[Excerpts from a figure dataset]
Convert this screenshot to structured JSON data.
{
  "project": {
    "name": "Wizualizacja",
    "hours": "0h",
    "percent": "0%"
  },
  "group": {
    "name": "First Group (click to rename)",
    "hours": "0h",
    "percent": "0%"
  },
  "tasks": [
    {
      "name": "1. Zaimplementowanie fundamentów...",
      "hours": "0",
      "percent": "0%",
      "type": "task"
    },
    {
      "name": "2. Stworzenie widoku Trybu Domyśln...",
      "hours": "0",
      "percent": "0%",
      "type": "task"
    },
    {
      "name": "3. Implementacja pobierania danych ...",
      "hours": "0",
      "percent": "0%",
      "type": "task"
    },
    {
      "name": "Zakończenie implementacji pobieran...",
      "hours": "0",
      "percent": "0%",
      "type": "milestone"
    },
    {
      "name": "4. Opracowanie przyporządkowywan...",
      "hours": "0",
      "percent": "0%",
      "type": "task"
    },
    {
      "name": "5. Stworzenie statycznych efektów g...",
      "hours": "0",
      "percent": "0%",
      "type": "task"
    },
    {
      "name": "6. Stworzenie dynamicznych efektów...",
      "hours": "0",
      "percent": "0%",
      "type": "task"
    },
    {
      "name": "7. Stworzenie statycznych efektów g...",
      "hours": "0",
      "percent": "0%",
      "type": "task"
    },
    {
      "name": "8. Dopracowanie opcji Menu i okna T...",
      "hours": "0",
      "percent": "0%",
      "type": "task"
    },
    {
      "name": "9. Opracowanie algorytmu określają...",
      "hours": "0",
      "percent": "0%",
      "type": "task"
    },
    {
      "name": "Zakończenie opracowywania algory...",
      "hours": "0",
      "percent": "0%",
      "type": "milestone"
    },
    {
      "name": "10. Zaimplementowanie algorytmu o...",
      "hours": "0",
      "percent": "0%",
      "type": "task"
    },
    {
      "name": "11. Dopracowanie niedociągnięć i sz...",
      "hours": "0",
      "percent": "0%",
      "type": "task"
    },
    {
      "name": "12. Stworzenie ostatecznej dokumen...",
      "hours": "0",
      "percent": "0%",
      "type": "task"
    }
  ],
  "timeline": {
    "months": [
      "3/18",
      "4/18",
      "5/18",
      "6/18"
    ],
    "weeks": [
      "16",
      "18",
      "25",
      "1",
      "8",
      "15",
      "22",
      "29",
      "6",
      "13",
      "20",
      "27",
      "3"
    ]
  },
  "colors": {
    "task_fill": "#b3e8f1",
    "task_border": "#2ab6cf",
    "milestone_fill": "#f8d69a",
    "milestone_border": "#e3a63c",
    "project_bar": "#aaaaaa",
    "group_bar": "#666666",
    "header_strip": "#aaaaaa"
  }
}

### REQUIREMENT
From the data above, gather every line that includes the word "Stworzenie".

### ANSWER TO THE EXERCISE
      "name": "2. Stworzenie widoku Trybu Domyśln...",
      "name": "5. Stworzenie statycznych efektów g...",
      "name": "6. Stworzenie dynamicznych efektów...",
      "name": "7. Stworzenie statycznych efektów g...",
      "name": "12. Stworzenie ostatecznej dokumen...",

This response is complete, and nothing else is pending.